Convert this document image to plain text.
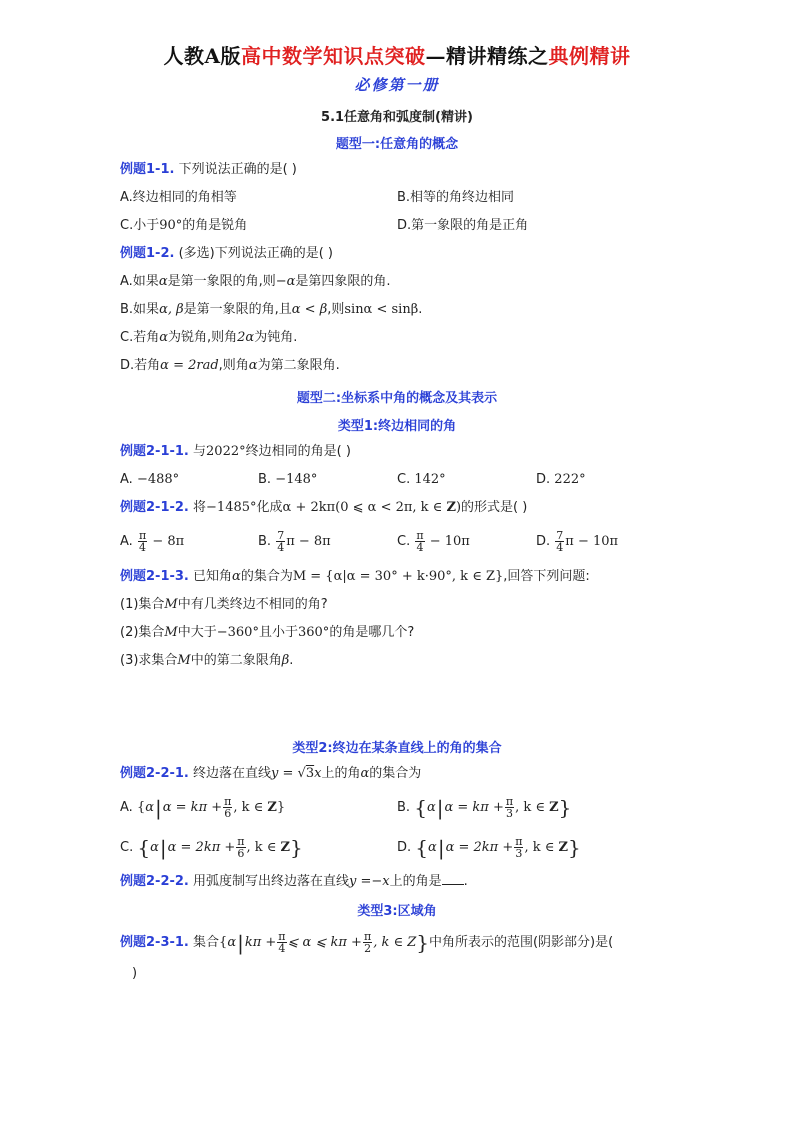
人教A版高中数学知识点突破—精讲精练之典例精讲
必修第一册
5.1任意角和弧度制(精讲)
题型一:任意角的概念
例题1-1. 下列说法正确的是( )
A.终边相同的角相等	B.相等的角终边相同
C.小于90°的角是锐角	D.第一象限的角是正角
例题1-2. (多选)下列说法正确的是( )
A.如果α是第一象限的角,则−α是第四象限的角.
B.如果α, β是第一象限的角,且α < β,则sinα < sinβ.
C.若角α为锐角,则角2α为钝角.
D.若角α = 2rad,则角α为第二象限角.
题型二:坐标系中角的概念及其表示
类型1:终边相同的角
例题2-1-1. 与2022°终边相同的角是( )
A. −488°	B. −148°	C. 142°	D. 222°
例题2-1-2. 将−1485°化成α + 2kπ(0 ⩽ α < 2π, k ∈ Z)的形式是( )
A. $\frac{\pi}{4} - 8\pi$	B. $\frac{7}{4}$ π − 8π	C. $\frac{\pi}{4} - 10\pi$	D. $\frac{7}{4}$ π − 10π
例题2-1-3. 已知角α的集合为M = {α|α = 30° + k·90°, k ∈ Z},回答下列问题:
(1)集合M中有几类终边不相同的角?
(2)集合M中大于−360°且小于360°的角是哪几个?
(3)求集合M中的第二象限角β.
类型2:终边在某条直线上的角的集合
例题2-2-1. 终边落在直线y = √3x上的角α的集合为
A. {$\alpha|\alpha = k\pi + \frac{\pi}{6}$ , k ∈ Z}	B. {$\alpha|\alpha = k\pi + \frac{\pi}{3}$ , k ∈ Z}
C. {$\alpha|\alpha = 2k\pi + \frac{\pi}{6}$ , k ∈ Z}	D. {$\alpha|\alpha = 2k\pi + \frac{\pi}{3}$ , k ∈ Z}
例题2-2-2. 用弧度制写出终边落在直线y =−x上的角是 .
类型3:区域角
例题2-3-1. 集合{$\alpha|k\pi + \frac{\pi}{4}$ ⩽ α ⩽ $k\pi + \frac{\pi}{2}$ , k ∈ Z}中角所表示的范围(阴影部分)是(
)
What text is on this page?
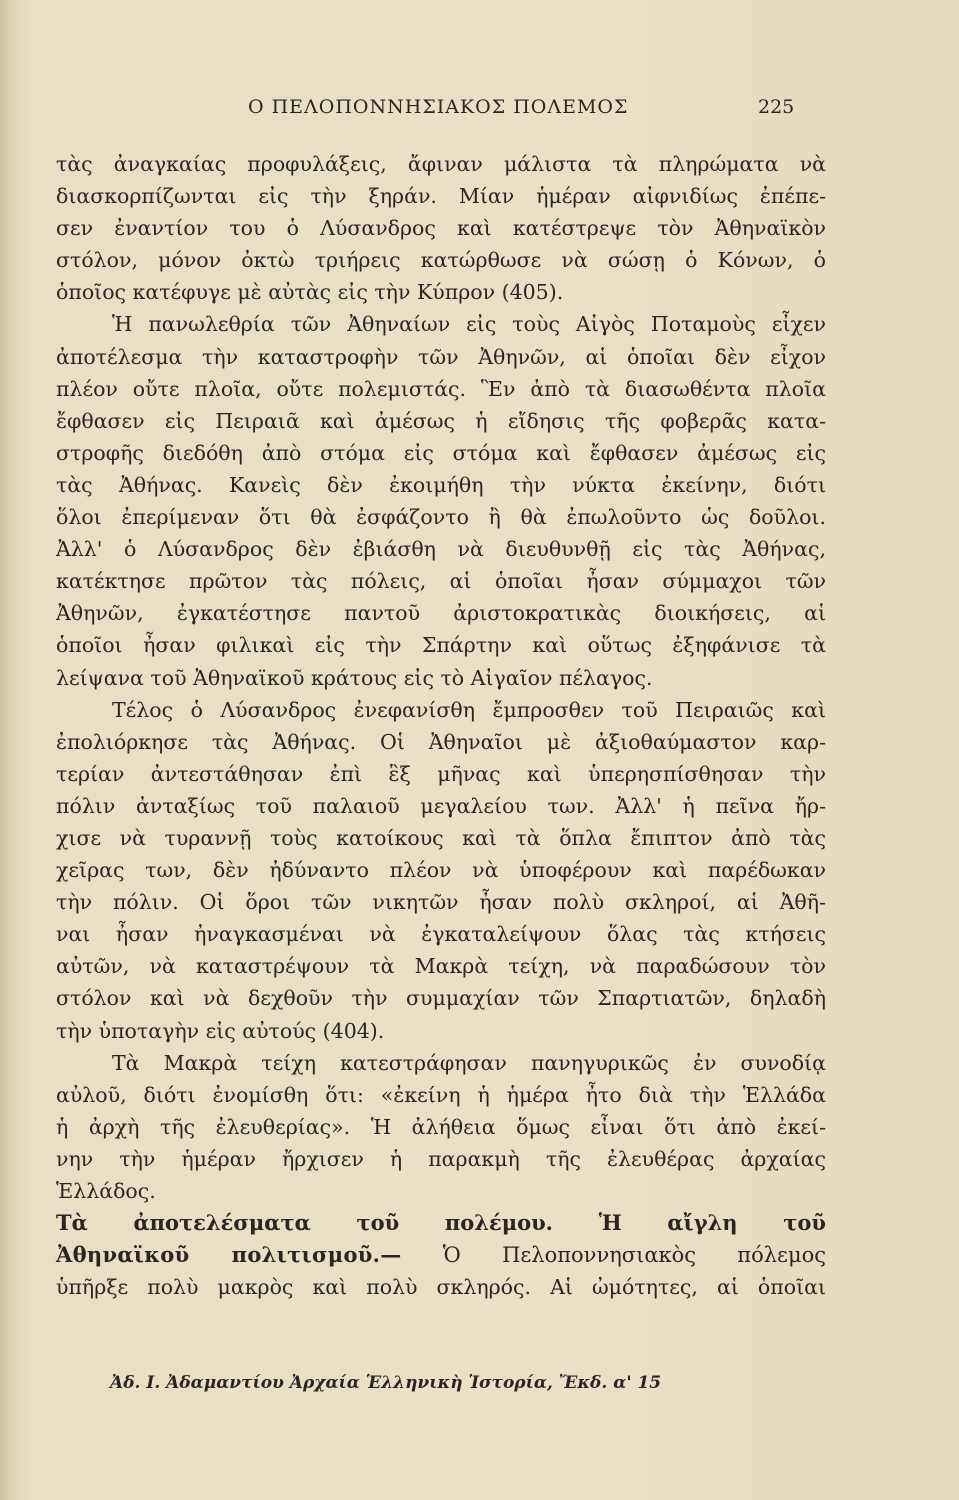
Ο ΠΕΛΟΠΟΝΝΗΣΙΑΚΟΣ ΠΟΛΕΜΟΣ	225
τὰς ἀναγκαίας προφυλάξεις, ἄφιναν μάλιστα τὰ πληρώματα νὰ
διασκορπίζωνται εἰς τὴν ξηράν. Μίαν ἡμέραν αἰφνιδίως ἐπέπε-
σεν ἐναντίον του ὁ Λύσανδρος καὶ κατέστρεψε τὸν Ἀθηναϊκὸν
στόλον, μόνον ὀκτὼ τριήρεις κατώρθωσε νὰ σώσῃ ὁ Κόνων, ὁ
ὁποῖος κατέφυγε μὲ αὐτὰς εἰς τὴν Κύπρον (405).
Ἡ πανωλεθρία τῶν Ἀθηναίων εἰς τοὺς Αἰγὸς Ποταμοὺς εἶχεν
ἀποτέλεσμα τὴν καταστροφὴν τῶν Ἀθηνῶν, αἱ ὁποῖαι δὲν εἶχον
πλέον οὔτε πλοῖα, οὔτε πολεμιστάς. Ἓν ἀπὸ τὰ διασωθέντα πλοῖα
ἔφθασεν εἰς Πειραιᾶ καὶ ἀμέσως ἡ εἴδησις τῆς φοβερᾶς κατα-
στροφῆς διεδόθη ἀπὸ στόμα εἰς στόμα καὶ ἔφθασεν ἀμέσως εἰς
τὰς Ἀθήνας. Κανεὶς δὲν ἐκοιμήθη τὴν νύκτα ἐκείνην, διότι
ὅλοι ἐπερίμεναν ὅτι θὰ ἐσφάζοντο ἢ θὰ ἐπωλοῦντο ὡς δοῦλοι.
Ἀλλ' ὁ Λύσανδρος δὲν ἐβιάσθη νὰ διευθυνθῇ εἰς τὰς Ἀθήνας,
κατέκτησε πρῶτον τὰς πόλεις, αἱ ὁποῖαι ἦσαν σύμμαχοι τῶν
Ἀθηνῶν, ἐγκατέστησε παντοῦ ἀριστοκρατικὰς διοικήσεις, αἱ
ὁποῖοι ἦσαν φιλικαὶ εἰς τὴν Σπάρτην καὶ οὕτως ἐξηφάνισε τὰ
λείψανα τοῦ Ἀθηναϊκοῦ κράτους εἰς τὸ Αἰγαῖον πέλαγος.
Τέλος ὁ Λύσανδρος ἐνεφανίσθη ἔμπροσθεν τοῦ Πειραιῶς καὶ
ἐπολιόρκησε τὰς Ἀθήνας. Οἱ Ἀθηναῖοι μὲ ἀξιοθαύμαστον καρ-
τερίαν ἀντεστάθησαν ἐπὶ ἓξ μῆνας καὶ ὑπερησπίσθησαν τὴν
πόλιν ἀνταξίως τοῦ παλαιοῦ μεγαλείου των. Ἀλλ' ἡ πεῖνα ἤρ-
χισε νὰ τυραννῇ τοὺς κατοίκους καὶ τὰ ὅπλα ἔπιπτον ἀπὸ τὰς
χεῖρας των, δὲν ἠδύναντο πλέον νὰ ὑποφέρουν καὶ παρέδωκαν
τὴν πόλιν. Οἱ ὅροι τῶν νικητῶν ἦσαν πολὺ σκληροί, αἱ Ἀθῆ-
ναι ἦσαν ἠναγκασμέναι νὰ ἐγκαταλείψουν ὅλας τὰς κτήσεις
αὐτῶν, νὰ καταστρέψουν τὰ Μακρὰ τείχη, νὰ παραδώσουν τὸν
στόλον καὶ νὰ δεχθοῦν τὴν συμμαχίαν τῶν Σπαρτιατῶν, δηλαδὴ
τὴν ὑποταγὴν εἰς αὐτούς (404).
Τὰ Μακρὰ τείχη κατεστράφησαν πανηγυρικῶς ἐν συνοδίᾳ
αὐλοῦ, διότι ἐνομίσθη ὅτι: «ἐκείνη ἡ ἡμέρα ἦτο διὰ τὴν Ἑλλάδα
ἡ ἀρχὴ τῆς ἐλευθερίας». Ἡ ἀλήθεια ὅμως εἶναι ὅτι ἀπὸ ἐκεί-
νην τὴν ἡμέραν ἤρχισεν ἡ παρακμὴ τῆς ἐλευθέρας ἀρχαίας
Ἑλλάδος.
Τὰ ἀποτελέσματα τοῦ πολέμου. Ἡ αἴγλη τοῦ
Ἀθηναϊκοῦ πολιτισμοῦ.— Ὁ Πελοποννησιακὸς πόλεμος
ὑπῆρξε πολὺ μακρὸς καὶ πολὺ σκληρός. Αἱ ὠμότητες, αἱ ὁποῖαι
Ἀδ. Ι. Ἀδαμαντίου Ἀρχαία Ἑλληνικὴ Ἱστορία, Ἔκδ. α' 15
━━━━━━━━━━━━━━━━━━━━━━━━━━━━━━
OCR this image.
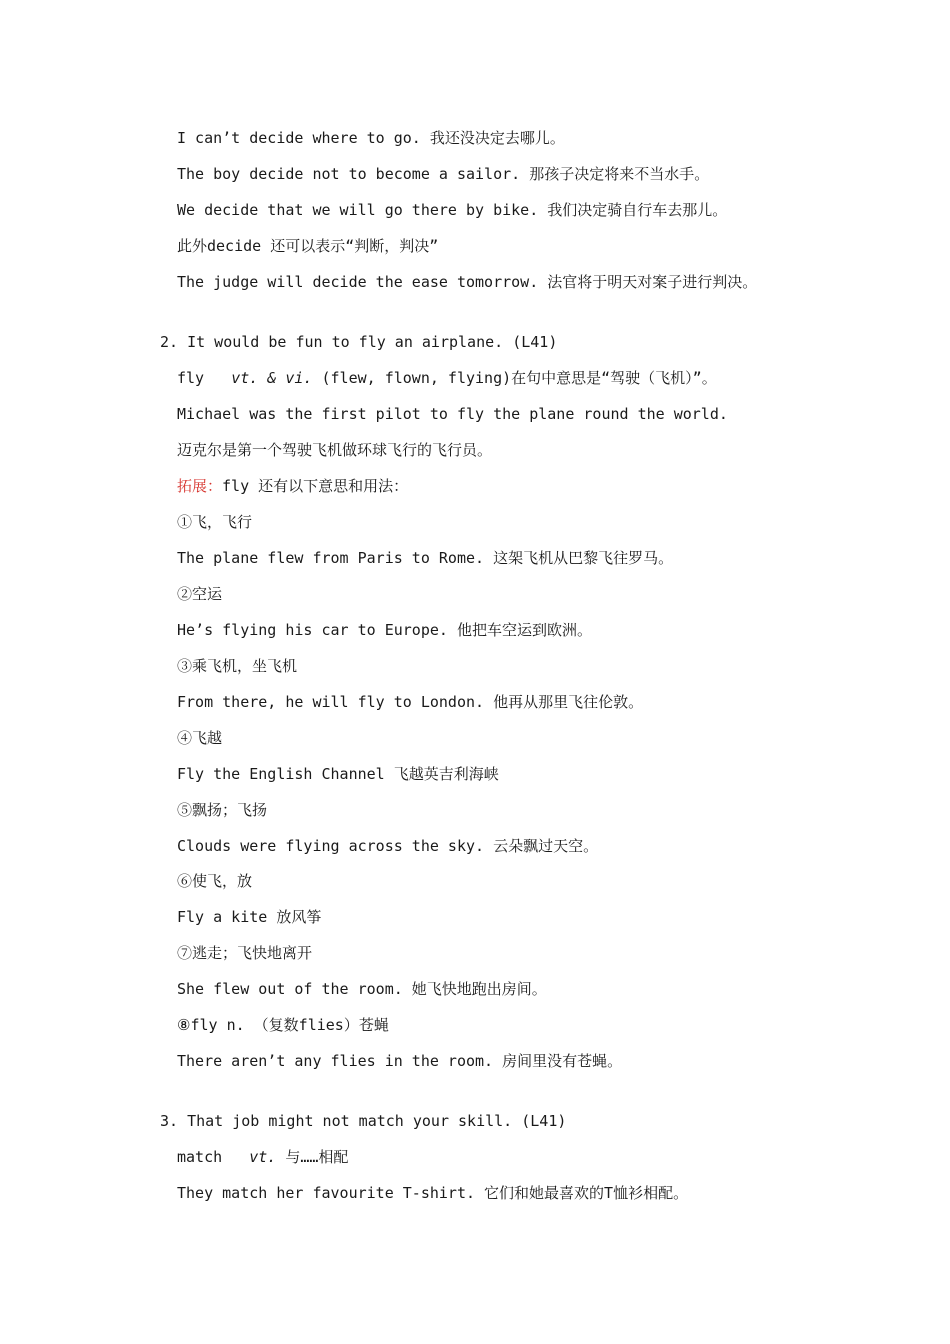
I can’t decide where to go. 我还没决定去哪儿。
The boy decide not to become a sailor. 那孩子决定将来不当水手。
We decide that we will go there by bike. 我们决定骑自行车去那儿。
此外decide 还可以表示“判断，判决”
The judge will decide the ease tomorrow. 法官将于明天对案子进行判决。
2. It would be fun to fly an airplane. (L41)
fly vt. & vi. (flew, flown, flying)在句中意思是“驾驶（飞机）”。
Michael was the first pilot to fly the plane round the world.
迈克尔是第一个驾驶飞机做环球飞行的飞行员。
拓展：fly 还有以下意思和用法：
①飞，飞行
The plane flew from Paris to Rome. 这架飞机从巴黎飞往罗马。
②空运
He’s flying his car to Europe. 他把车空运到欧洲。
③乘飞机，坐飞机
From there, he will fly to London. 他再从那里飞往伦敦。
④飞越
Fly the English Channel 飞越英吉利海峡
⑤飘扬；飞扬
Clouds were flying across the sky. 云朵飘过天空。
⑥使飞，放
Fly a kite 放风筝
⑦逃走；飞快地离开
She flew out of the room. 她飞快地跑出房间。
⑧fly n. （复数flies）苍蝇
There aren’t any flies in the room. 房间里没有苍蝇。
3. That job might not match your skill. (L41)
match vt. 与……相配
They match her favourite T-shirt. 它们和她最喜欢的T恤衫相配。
━━━━━━━━━━━━━━━━━━━━━━━━━━━━━━
(Directions for this task)
All lines above containing the string "text" are to be collected.

(Reply)
Convert this document image to plain text.
What text is on this page?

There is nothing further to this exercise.